*Your objective:*
Please find every line in the records that contains the word "weight", matching case exactly, and copy each one.

*Listed records:*

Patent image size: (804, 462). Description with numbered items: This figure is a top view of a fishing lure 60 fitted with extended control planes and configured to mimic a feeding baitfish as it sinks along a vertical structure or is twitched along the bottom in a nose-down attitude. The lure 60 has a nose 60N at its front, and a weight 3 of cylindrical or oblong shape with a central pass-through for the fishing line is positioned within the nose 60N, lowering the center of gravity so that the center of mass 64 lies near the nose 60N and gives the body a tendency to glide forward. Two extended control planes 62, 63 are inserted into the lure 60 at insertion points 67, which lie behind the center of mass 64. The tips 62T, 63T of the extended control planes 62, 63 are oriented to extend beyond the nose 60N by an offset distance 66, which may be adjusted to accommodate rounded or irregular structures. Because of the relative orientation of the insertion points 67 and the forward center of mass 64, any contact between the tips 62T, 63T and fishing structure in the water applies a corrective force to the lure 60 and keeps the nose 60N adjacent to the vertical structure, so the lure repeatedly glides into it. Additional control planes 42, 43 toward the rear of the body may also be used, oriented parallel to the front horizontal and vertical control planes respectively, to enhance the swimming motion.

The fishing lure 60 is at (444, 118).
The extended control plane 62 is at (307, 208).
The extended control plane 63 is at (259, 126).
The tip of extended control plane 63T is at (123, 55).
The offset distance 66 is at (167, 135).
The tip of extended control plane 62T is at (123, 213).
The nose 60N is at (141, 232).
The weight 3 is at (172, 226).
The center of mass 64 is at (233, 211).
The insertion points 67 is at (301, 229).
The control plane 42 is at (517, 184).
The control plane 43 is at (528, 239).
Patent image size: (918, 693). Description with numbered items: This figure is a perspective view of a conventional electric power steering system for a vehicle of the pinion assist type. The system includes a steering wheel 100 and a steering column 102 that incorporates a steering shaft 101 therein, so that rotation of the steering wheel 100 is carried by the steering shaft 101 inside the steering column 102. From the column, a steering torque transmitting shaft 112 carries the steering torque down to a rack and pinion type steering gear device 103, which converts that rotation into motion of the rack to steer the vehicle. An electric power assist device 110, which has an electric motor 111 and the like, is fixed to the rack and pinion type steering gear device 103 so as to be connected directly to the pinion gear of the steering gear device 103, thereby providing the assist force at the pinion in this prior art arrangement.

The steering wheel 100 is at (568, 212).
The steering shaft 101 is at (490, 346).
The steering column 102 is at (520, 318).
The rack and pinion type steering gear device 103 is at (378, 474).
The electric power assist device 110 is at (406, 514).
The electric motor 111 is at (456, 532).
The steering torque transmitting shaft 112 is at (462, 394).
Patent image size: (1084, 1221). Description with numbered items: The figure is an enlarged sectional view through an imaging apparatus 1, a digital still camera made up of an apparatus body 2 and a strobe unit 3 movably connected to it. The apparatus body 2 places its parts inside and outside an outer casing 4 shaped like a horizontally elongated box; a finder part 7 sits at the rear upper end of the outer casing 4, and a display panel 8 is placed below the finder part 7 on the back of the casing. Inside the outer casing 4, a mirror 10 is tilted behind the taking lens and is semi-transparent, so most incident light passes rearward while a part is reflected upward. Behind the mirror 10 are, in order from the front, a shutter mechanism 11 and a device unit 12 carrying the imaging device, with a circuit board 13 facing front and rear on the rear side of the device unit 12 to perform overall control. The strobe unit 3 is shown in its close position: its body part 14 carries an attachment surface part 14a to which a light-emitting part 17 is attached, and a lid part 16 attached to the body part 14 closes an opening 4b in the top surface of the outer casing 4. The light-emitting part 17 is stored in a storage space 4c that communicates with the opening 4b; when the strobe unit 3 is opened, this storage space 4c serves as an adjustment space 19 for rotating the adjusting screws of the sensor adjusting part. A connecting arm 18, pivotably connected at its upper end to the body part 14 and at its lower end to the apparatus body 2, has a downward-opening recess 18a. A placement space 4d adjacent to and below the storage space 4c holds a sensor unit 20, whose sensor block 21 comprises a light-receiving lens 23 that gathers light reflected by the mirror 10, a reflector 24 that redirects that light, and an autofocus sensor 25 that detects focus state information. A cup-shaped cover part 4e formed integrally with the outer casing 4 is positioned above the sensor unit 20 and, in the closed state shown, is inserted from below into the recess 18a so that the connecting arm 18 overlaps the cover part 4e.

*Answer to the task:*
Patent image size: (804, 462). Description with numbered items: This figure is a top view of a fishing lure 60 fitted with extended control planes and configured to mimic a feeding baitfish as it sinks along a vertical structure or is twitched along the bottom in a nose-down attitude. The lure 60 has a nose 60N at its front, and a weight 3 of cylindrical or oblong shape with a central pass-through for the fishing line is positioned within the nose 60N, lowering the center of gravity so that the center of mass 64 lies near the nose 60N and gives the body a tendency to glide forward. Two extended control planes 62, 63 are inserted into the lure 60 at insertion points 67, which lie behind the center of mass 64. The tips 62T, 63T of the extended control planes 62, 63 are oriented to extend beyond the nose 60N by an offset distance 66, which may be adjusted to accommodate rounded or irregular structures. Because of the relative orientation of the insertion points 67 and the forward center of mass 64, any contact between the tips 62T, 63T and fishing structure in the water applies a corrective force to the lure 60 and keeps the nose 60N adjacent to the vertical structure, so the lure repeatedly glides into it. Additional control planes 42, 43 toward the rear of the body may also be used, oriented parallel to the front horizontal and vertical control planes respectively, to enhance the swimming motion.
The weight 3 is at (172, 226).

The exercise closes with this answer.